Escritos Sobre Arte Mexicano |
México de los
Humildes
(traducción de Diego
Rivera)
Mexicanos, hace poco tiempo que estoy entre ustedes. Vine aquí trayendo en mi cabeza un México de pacotilla: muchas plumas--azul, verde y rojo--y mímicas tropicales. Me enseñaron la Conesa y el teatro nacional y también muchas jovencitas de manos blancas entre olanes de organdí. ¡Y señoras en cuellos postizos tamaño de altos! Una de ellas, muy millonaria y muy valetudinaria, me dijo: "Aquí existen los salvajes y nosotros. ¿Como hablar de igualdad?" Bien pronto supe que no había igualdad.
Un día salí a la calle a las seis de la mañana. A las seis de la mañana están aún en garage las bellas damas y los autos duermen todavía. Gracias a lo cual pude ver el verdadero visage de la ciudad, tan cubierto de afeites durante el día que no se la reconoce.
Desiertos, los barrios decentes parecen la sala de un music-hall después del cierre, pero en cualquiera otra parte, entre las casas bajas, cúbicas y pintadas, gente bella puebla la calle. Hay innumerables Nuestras Señoras de Guadalupe: avanzan sin ruido un pie tras otro y la belleza antigua resucita.

** EXTRACTO DE DATOS **
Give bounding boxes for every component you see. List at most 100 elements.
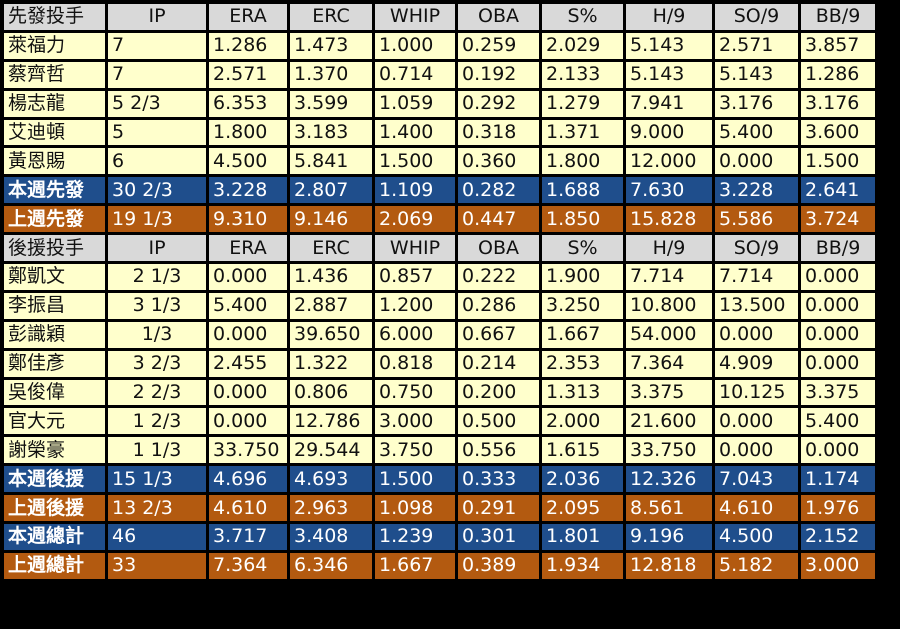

** LISTA DE TAREAS **
a) Según el texto sobre el México de los humildes, ¿a qué hora salió a la calle quien narra?
b) Traduzca al inglés la oración "Bien pronto supe que no había igualdad." del texto sobre el México de los humildes.
c) Retome el texto sobre el México de los humildes a partir de su última oración y prosígalo.

** RESULTADOS POR TAREA **
a) A las seis de la mañana.

b) Very soon I learned that there was no equality.

c)
A primera vista todos son color de polvo. Parece que las carnes y los géneros usados por el trabajo se han fundido en ese mismo gris que es la extrema humildad. Después, el ojo se acostumbra y el alma también y esta raza rebelde al observador amoroso descubre la belleza de los velos, de las pajas y de las carnes.
Por un gusto delicado y un pudor artísticos las telas de apariencia unida son alianzas compósitas. Gris sobre gris, negro y café claro, rosas y violáceos tenues. Rebozos, los hay de todos tonos, pero tan fundidos y tan sabios que una mirada poco atenta los confunde sin esfuerzo. Curtidos y grises, cafés, azules (del azul nocturno al más delicado de la acuarela), color garganta de pichón, rosas, malvas, y las franjas afirman la textura como un motivo musical al recomenzar más acentuado.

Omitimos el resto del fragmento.